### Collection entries
● ● ● ● ●

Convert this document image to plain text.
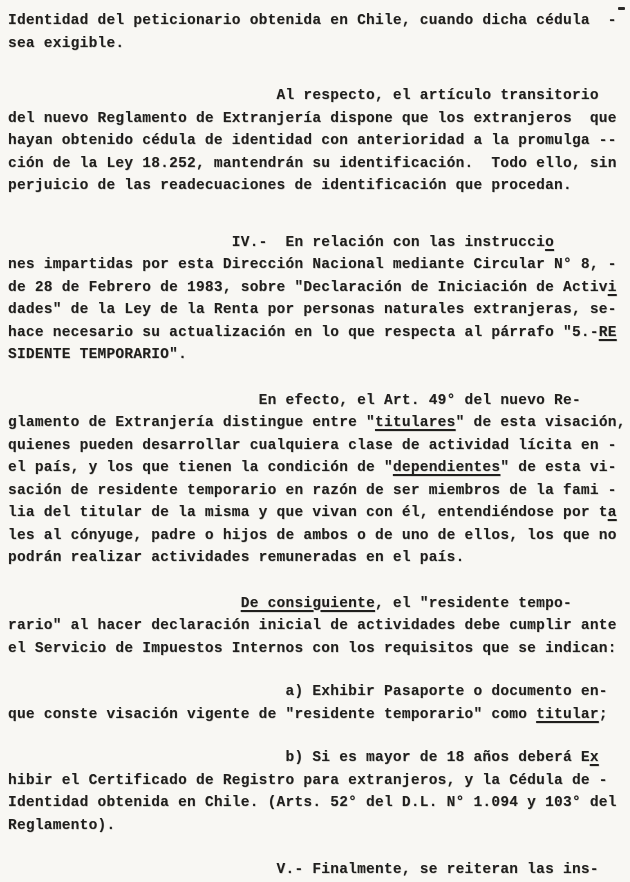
Identidad del peticionario obtenida en Chile, cuando dicha cédula  -
sea exigible.
Al respecto, el artículo transitorio
del nuevo Reglamento de Extranjería dispone que los extranjeros  que
hayan obtenido cédula de identidad con anterioridad a la promulga --
ción de la Ley 18.252, mantendrán su identificación.  Todo ello, sin
perjuicio de las readecuaciones de identificación que procedan.
IV.-  En relación con las instruccio
nes impartidas por esta Dirección Nacional mediante Circular N° 8, -
de 28 de Febrero de 1983, sobre "Declaración de Iniciación de Activi
dades" de la Ley de la Renta por personas naturales extranjeras, se-
hace necesario su actualización en lo que respecta al párrafo "5.-RE
SIDENTE TEMPORARIO".
En efecto, el Art. 49° del nuevo Re-
glamento de Extranjería distingue entre "titulares" de esta visación,
quienes pueden desarrollar cualquiera clase de actividad lícita en -
el país, y los que tienen la condición de "dependientes" de esta vi-
sación de residente temporario en razón de ser miembros de la fami -
lia del titular de la misma y que vivan con él, entendiéndose por ta
les al cónyuge, padre o hijos de ambos o de uno de ellos, los que no
podrán realizar actividades remuneradas en el país.
De consiguiente, el "residente tempo-
rario" al hacer declaración inicial de actividades debe cumplir ante
el Servicio de Impuestos Internos con los requisitos que se indican:
a) Exhibir Pasaporte o documento en-
que conste visación vigente de "residente temporario" como titular;
b) Si es mayor de 18 años deberá Ex
hibir el Certificado de Registro para extranjeros, y la Cédula de -
Identidad obtenida en Chile. (Arts. 52° del D.L. N° 1.094 y 103° del
Reglamento).
V.- Finalmente, se reiteran las ins-
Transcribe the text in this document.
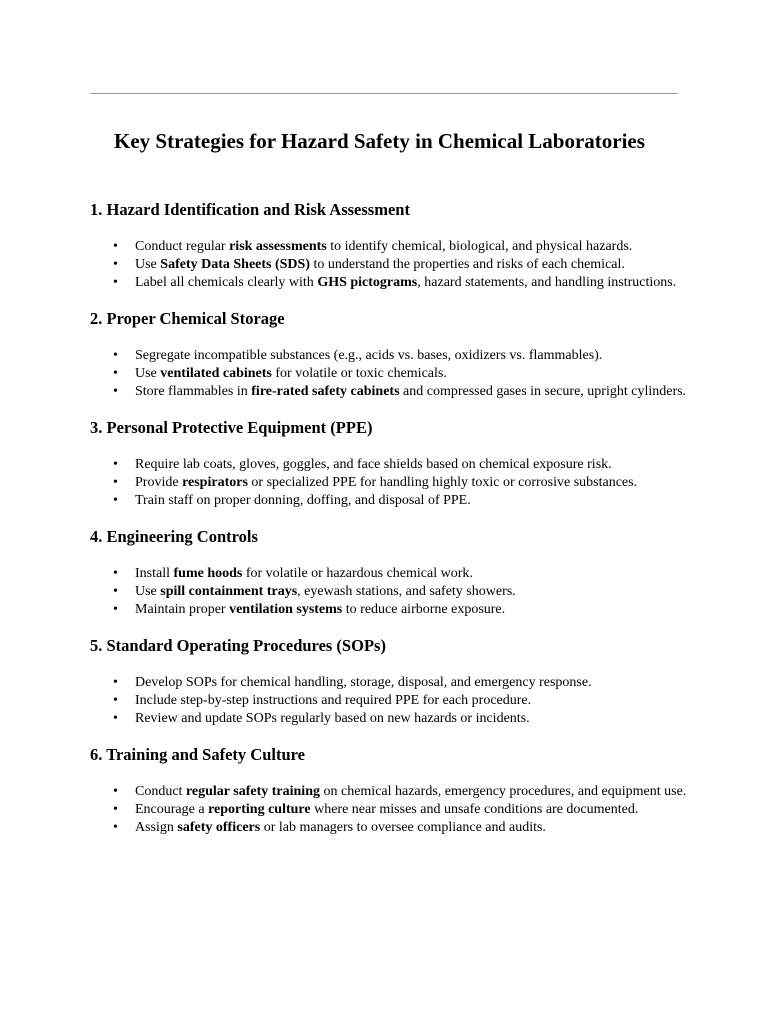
Key Strategies for Hazard Safety in Chemical Laboratories
1. Hazard Identification and Risk Assessment
• Conduct regular risk assessments to identify chemical, biological, and physical hazards.
• Use Safety Data Sheets (SDS) to understand the properties and risks of each chemical.
• Label all chemicals clearly with GHS pictograms, hazard statements, and handling instructions.
2. Proper Chemical Storage
• Segregate incompatible substances (e.g., acids vs. bases, oxidizers vs. flammables).
• Use ventilated cabinets for volatile or toxic chemicals.
• Store flammables in fire-rated safety cabinets and compressed gases in secure, upright cylinders.
3. Personal Protective Equipment (PPE)
• Require lab coats, gloves, goggles, and face shields based on chemical exposure risk.
• Provide respirators or specialized PPE for handling highly toxic or corrosive substances.
• Train staff on proper donning, doffing, and disposal of PPE.
4. Engineering Controls
• Install fume hoods for volatile or hazardous chemical work.
• Use spill containment trays, eyewash stations, and safety showers.
• Maintain proper ventilation systems to reduce airborne exposure.
5. Standard Operating Procedures (SOPs)
• Develop SOPs for chemical handling, storage, disposal, and emergency response.
• Include step-by-step instructions and required PPE for each procedure.
• Review and update SOPs regularly based on new hazards or incidents.
6. Training and Safety Culture
• Conduct regular safety training on chemical hazards, emergency procedures, and equipment use.
• Encourage a reporting culture where near misses and unsafe conditions are documented.
• Assign safety officers or lab managers to oversee compliance and audits.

● ● ● ● ●

### Problem requirements
Print each record exactly as it stands, leaving the images out.

### Solution to this task
Convert this document image to plain text.
Identidad del peticionario obtenida en Chile, cuando dicha cédula  -
sea exigible.
Al respecto, el artículo transitorio
del nuevo Reglamento de Extranjería dispone que los extranjeros  que
hayan obtenido cédula de identidad con anterioridad a la promulga --
ción de la Ley 18.252, mantendrán su identificación.  Todo ello, sin
perjuicio de las readecuaciones de identificación que procedan.
IV.-  En relación con las instruccio
nes impartidas por esta Dirección Nacional mediante Circular N° 8, -
de 28 de Febrero de 1983, sobre "Declaración de Iniciación de Activi
dades" de la Ley de la Renta por personas naturales extranjeras, se-
hace necesario su actualización en lo que respecta al párrafo "5.-RE
SIDENTE TEMPORARIO".
En efecto, el Art. 49° del nuevo Re-
glamento de Extranjería distingue entre "titulares" de esta visación,
quienes pueden desarrollar cualquiera clase de actividad lícita en -
el país, y los que tienen la condición de "dependientes" de esta vi-
sación de residente temporario en razón de ser miembros de la fami -
lia del titular de la misma y que vivan con él, entendiéndose por ta
les al cónyuge, padre o hijos de ambos o de uno de ellos, los que no
podrán realizar actividades remuneradas en el país.
De consiguiente, el "residente tempo-
rario" al hacer declaración inicial de actividades debe cumplir ante
el Servicio de Impuestos Internos con los requisitos que se indican:
a) Exhibir Pasaporte o documento en-
que conste visación vigente de "residente temporario" como titular;
b) Si es mayor de 18 años deberá Ex
hibir el Certificado de Registro para extranjeros, y la Cédula de -
Identidad obtenida en Chile. (Arts. 52° del D.L. N° 1.094 y 103° del
Reglamento).
V.- Finalmente, se reiteran las ins-
Transcribe the text in this document.
Key Strategies for Hazard Safety in Chemical Laboratories
1. Hazard Identification and Risk Assessment
• Conduct regular risk assessments to identify chemical, biological, and physical hazards.
• Use Safety Data Sheets (SDS) to understand the properties and risks of each chemical.
• Label all chemicals clearly with GHS pictograms, hazard statements, and handling instructions.
2. Proper Chemical Storage
• Segregate incompatible substances (e.g., acids vs. bases, oxidizers vs. flammables).
• Use ventilated cabinets for volatile or toxic chemicals.
• Store flammables in fire-rated safety cabinets and compressed gases in secure, upright cylinders.
3. Personal Protective Equipment (PPE)
• Require lab coats, gloves, goggles, and face shields based on chemical exposure risk.
• Provide respirators or specialized PPE for handling highly toxic or corrosive substances.
• Train staff on proper donning, doffing, and disposal of PPE.
4. Engineering Controls
• Install fume hoods for volatile or hazardous chemical work.
• Use spill containment trays, eyewash stations, and safety showers.
• Maintain proper ventilation systems to reduce airborne exposure.
5. Standard Operating Procedures (SOPs)
• Develop SOPs for chemical handling, storage, disposal, and emergency response.
• Include step-by-step instructions and required PPE for each procedure.
• Review and update SOPs regularly based on new hazards or incidents.
6. Training and Safety Culture
• Conduct regular safety training on chemical hazards, emergency procedures, and equipment use.
• Encourage a reporting culture where near misses and unsafe conditions are documented.
• Assign safety officers or lab managers to oversee compliance and audits.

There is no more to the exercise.